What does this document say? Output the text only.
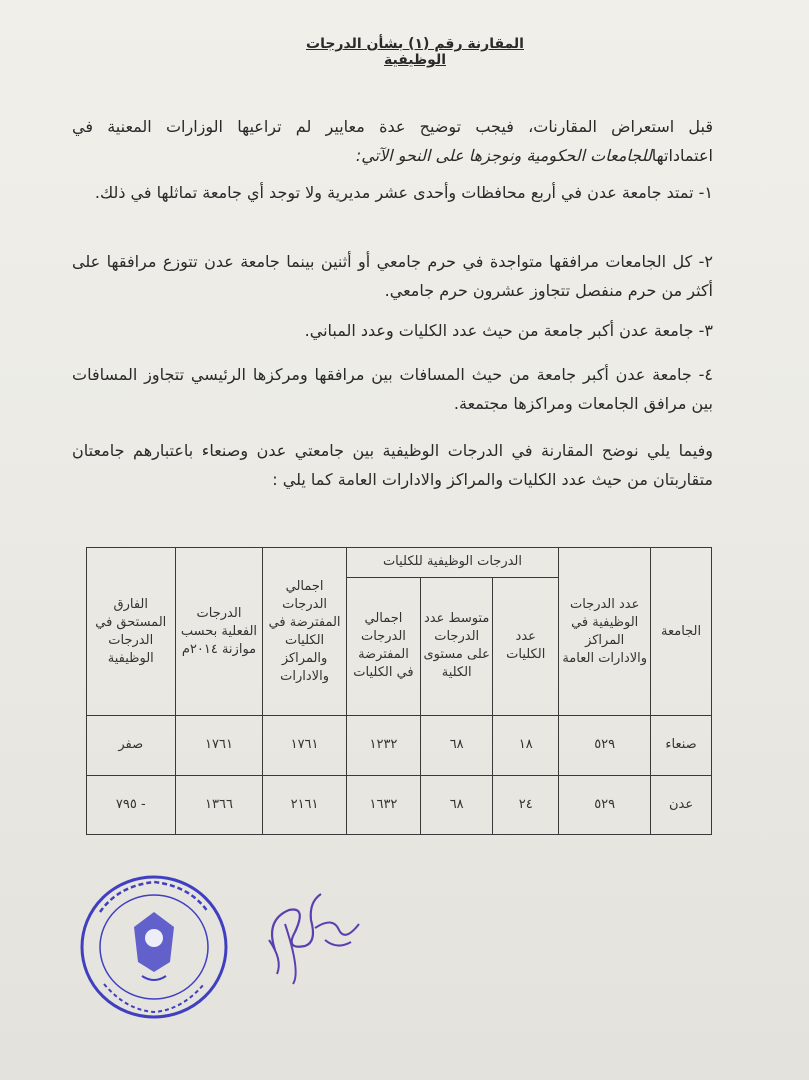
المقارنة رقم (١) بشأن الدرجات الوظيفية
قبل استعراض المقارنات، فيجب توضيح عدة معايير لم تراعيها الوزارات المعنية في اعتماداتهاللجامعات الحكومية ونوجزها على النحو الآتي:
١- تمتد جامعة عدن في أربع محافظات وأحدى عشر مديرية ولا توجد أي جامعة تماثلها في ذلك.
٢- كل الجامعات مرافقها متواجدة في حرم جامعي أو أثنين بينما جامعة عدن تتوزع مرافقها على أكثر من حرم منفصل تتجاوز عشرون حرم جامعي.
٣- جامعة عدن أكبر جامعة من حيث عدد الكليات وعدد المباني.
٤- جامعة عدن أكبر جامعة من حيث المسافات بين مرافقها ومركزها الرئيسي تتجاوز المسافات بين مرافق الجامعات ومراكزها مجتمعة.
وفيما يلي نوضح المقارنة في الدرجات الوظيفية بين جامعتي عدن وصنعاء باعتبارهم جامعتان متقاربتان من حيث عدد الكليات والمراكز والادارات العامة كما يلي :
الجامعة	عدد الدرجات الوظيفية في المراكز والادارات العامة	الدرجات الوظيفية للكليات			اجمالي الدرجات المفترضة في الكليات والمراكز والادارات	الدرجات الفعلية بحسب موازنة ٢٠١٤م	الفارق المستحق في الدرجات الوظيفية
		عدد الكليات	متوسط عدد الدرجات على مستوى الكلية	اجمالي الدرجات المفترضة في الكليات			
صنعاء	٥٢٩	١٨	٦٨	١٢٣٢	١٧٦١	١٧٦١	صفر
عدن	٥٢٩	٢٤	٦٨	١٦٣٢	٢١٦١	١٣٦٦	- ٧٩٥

========================================

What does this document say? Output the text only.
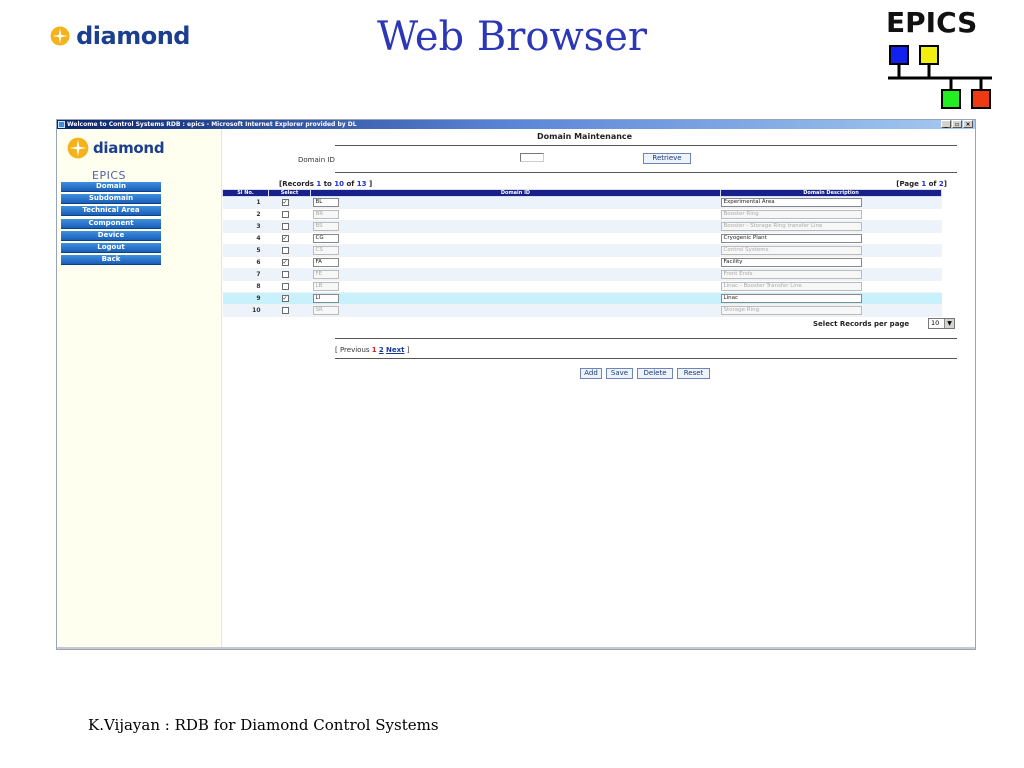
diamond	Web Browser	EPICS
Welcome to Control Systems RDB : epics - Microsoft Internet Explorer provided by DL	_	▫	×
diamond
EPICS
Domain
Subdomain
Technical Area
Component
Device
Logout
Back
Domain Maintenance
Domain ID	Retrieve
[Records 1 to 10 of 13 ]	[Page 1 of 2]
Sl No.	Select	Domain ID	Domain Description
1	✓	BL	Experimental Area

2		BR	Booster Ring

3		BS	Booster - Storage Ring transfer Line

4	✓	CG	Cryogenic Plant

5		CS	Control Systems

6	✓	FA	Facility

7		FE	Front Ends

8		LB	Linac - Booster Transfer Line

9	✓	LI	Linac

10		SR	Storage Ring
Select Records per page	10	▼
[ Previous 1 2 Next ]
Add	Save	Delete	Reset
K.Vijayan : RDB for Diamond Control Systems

========================================

Pick out and copy every line that contains the word "تتجاوز".

٢- كل الجامعات مرافقها متواجدة في حرم جامعي أو أثنين بينما جامعة عدن تتوزع مرافقها على أكثر من حرم منفصل تتجاوز عشرون حرم جامعي.
٤- جامعة عدن أكبر جامعة من حيث المسافات بين مرافقها ومركزها الرئيسي تتجاوز المسافات بين مرافق الجامعات ومراكزها مجتمعة.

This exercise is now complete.